◆ SOURCE DOCUMENT
▬▬▬▬▬▬

TL;DR A glitch text generator doesn't swap your letters for fancy look-alikes — it stacks non-spacing Unicode combining marks on top of your normal letters so they drip above and below the line. Pure Zalgo maxes that out for a chaotic, unreadable "cursed" look; light glitch uses a few marks for subtler distortion. It copy-pastes, but it inflates your character count, gets stripped or filtered on some platforms, and is unreadable to screen readers — so keep it decorative.
You wanted the dripping, half-corrupted "cursed" text — the kind that looks like the comment section glitched out — and you want to copy-paste it into a bio, a username, or a caption. A glitch (or Zalgo) text generator does exactly that, and below you'll find real copy-paste samples plus the part most pages skip: how it actually works under the hood, and exactly where it breaks. The short version is that glitch text behaves very differently from a normal fancy text generator, and that difference decides where it'll survive and where it'll fall apart.
What glitch and Zalgo text really are
Most "fancy fonts" you've seen work by substitution: you type hello and the tool hands back 𝒽𝑒𝓁𝓁𝑜, where each letter has been swapped for a different Unicode character that was drawn to look cursive or bold. (That's the mechanic behind the main text generator, and the how bold text generators work explainer walks through it.)
Glitch and Zalgo text do not work that way. Your normal letters stay exactly as they are. The generator stacks extra characters called combining diacritical marks on top of each one. These are the same accent marks used legitimately in everyday text — the acute over the e in café, the tilde over the n in señor, the dots over the u in über. In a glitch generator, though, the base stays as a plain letter and the marks pile on separately. They come mostly from the Unicode Combining Diacritical Marks block, U+0300–U+036F, which holds exactly 112 marks. Heavier generators reach larger stacks by also pulling from related blocks — Combining Diacritical Marks Supplement (U+1DC0–U+1DFF) and Extended (U+1AB0–U+1AFF) — for a few hundred marks in total.

▬▬▬▬▬▬

◆ COLLECTED MATERIAL
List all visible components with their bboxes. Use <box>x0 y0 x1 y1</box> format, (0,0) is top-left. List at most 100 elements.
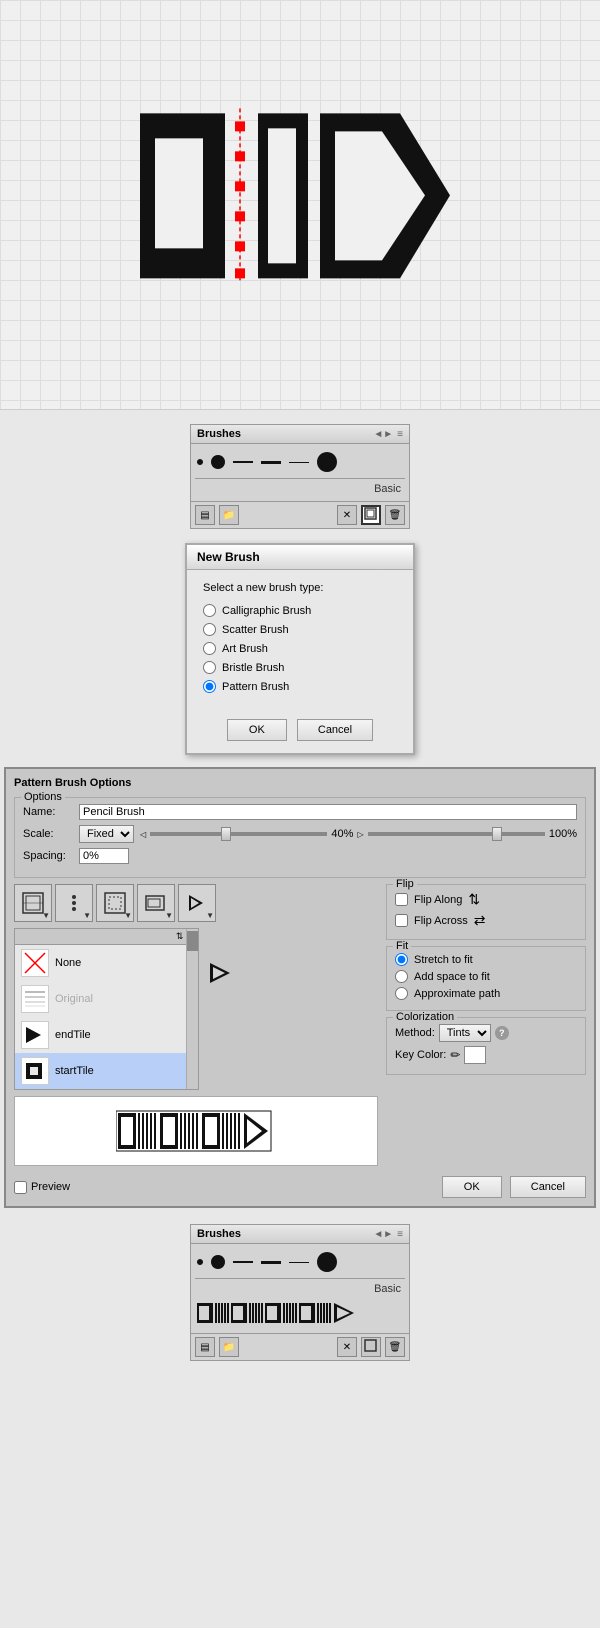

▬▬▬▬▬▬

◆ PROBLEMS TO WORK ON
1. Translate this sentence from the glitch text article into Spanish: "Your normal letters stay exactly as they are."
2. Carry on the article about glitch and Zalgo text, picking up after its final sentence.

◆ RESULTS IN ORDER
1. Tus letras normales se quedan exactamente como están.

2.
The key property: a combining mark is non-spacing — in Unicode terms its category is Mn, with zero advance width (not to be confused with the separately named "zero-width" characters like U+200B). It doesn't take its own cell — it attaches to the character right before it and overlays it. So when a generator piles five, ten, or twenty marks onto a single letter, they all accrete above, through, and below that one letter, spilling past the baseline. Zalgo generators pull from marks that render above the letter, through the middle, and below it, and apply all three at once to get the "dripping in every direction" look. (Those neat up/mid/down buckets are how generator sites describe their sliders, not an official Unicode taxonomy — the standard just defines the block, and each mark's real position is set per-character.)
So the one fact to remember: fancy fonts replace your letters; glitch and Zalgo add marks on top of them. Your base word is still sitting there underneath as plain ASCII — which, as we'll see, is exactly why some filters miss it and others catch it. (Some "mixed" glitch generators do also swap in accented look-alikes, so if you specifically need the base letters intact, paste a sample into a decoder or just check it character by character.)
Glitch vs. Zalgo: a spectrum, not two things
"Glitch text" is the umbrella term. Zalgo is the extreme end of it.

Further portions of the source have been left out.